Identify each line holding the string "xuống" and copy it.
:: SOURCE MATERIAL
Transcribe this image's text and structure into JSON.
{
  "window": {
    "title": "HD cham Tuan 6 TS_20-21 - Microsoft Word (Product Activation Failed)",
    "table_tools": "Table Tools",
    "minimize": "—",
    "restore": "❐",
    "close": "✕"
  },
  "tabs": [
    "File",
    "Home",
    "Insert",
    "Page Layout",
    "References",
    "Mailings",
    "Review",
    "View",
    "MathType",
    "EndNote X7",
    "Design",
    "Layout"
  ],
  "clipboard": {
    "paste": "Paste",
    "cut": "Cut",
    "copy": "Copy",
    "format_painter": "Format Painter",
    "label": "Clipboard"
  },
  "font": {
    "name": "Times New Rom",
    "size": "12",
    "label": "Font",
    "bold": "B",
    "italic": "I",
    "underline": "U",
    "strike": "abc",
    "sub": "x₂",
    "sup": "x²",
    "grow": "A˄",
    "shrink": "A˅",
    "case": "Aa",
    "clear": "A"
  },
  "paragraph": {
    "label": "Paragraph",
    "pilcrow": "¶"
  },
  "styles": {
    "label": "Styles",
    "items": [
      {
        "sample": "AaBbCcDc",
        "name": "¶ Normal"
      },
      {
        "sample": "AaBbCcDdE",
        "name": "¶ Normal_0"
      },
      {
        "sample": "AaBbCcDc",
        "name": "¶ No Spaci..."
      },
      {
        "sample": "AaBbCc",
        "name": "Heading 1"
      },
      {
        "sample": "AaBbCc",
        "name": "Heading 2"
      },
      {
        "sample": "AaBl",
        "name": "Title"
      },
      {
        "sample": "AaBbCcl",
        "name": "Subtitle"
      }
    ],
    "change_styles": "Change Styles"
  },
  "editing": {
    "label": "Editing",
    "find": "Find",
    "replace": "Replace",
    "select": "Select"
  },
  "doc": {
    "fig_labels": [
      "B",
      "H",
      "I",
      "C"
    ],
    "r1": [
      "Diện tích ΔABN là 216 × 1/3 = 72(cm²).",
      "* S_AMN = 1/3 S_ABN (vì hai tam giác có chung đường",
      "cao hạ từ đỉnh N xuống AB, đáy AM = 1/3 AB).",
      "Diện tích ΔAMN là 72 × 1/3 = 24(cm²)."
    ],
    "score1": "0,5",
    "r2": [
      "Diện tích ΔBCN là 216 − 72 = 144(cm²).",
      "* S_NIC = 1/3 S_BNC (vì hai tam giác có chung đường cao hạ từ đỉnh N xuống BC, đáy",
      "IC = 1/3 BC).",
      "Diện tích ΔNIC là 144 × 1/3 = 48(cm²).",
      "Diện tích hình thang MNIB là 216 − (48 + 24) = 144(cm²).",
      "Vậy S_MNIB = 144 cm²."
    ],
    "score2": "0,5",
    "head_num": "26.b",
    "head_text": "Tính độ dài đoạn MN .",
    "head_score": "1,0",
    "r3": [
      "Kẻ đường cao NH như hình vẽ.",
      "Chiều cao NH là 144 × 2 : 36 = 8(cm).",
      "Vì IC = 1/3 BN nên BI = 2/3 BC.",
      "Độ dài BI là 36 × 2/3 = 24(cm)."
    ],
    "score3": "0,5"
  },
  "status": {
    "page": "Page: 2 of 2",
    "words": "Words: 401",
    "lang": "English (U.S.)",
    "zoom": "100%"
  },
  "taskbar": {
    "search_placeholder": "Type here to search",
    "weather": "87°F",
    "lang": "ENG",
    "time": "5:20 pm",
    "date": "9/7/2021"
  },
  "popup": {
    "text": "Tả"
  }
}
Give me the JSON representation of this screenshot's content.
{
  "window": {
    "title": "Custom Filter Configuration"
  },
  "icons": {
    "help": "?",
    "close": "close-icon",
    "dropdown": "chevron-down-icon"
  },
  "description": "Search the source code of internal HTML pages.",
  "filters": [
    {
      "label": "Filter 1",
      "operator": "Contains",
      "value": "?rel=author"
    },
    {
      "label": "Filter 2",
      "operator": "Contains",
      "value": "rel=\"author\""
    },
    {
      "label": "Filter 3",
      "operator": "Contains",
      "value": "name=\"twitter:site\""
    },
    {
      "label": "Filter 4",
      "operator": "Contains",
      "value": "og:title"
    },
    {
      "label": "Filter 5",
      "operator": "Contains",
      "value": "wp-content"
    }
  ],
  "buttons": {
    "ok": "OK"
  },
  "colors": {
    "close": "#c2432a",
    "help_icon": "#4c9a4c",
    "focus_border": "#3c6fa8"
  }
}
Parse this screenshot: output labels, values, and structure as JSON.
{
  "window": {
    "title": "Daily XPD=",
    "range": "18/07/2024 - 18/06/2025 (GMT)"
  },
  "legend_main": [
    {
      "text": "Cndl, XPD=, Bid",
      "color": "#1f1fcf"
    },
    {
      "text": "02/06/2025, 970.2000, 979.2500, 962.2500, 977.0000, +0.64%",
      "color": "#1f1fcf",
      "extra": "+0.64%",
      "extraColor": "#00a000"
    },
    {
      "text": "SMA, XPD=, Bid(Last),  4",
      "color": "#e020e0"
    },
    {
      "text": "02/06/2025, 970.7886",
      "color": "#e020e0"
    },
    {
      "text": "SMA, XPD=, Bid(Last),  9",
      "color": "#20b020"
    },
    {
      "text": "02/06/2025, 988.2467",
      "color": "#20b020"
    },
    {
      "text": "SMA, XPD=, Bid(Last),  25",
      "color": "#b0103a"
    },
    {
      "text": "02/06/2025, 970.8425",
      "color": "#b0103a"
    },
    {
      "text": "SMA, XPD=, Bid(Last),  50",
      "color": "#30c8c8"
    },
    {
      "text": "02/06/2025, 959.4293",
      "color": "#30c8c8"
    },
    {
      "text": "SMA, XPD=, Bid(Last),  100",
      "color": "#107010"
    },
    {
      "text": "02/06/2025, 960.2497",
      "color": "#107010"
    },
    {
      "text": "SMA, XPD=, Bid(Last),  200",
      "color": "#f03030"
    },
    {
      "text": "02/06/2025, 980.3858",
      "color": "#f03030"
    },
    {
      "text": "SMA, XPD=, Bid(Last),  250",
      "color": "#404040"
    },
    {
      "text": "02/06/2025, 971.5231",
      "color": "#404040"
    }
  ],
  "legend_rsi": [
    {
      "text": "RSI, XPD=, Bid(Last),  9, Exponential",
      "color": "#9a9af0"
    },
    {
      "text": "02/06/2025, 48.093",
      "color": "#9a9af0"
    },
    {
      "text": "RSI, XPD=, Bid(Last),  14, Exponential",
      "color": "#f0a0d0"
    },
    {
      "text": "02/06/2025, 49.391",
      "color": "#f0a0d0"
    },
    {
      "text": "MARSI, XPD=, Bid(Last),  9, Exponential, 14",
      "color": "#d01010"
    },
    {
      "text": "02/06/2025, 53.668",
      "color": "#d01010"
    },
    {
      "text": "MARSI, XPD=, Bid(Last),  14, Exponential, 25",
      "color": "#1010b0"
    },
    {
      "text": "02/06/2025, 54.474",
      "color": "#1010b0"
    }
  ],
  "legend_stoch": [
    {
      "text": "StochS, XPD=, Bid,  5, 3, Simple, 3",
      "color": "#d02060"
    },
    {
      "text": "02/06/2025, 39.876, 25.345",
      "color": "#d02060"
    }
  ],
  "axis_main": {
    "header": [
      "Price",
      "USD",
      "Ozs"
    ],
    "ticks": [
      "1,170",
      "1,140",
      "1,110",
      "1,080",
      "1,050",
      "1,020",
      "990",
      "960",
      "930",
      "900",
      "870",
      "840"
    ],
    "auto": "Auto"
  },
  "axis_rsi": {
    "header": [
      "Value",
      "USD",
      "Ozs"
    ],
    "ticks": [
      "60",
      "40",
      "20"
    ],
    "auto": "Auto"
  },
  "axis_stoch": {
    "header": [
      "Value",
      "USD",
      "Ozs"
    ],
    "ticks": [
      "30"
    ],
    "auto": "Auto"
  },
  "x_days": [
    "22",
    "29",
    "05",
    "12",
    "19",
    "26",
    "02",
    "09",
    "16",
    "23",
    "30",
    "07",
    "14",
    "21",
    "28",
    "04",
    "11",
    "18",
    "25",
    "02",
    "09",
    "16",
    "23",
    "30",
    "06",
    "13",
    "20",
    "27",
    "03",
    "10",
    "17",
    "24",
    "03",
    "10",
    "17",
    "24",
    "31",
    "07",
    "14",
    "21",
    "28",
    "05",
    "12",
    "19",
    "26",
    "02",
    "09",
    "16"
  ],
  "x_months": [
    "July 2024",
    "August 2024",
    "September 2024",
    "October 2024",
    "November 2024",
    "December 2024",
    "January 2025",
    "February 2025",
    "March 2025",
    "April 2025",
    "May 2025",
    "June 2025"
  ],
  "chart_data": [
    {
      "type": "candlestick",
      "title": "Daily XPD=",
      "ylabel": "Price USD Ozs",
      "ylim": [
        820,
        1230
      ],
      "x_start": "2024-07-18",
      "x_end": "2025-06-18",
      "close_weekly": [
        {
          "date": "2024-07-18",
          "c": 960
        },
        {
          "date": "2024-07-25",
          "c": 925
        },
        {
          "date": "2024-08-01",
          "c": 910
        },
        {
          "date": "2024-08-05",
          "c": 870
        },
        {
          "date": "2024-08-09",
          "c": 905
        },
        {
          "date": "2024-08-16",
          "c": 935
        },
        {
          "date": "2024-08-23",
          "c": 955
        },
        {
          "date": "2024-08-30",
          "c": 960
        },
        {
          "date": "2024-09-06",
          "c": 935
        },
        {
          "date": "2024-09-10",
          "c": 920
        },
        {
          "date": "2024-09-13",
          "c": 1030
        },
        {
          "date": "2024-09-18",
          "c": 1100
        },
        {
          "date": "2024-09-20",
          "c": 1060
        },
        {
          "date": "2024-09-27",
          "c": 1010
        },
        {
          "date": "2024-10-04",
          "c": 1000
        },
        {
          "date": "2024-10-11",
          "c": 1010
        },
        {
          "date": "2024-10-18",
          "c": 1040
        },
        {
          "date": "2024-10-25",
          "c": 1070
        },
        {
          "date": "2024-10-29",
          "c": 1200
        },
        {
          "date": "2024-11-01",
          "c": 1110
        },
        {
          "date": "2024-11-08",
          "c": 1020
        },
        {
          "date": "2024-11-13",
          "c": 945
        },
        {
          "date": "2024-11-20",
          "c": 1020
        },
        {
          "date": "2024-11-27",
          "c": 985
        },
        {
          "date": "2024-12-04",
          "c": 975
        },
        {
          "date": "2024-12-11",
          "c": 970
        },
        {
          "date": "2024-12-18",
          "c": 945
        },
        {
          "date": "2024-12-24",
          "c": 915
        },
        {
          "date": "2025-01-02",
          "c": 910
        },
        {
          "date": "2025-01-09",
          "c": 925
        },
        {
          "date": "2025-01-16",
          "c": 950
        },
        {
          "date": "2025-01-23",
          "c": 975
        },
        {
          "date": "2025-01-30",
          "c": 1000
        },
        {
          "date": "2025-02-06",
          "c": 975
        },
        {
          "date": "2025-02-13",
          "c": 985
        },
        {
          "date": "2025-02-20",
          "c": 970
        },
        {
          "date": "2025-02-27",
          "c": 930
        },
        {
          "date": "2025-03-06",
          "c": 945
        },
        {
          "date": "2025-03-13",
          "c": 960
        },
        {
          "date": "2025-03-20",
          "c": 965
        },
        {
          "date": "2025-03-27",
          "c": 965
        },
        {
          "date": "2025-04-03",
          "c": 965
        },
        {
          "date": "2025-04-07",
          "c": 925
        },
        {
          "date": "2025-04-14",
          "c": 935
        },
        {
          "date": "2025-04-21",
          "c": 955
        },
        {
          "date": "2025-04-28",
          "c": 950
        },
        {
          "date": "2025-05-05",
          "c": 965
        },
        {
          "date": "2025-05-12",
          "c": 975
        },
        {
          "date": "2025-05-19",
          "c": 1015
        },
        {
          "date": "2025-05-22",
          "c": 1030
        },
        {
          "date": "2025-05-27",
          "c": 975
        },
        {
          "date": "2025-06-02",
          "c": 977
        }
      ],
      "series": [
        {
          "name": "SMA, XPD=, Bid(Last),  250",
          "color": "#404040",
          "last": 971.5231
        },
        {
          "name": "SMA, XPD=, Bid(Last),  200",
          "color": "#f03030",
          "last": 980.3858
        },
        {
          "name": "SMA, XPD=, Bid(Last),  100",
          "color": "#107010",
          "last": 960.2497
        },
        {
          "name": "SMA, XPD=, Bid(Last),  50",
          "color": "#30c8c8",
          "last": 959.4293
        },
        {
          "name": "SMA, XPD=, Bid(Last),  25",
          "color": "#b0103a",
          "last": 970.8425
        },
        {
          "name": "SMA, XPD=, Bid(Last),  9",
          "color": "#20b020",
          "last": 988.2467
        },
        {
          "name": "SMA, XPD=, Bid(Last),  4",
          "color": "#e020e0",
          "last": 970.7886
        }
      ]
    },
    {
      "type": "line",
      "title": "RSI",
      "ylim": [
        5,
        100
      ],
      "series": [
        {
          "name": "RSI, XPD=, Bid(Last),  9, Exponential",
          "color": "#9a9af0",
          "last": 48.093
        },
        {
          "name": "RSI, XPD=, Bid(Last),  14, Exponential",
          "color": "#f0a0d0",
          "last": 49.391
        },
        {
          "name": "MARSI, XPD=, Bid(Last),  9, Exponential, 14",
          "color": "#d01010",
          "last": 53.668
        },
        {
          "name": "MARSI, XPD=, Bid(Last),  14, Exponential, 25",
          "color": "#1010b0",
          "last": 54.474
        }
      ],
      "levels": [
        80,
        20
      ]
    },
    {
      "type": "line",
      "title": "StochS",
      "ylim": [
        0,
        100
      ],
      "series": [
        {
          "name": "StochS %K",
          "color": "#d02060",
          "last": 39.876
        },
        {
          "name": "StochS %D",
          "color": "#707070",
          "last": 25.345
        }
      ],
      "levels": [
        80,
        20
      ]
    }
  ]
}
::::
**THE RESPONSE**.
      "cao hạ từ đỉnh N xuống AB, đáy AM = 1/3 AB).",
      "* S_NIC = 1/3 S_BNC (vì hai tam giác có chung đường cao hạ từ đỉnh N xuống BC, đáy",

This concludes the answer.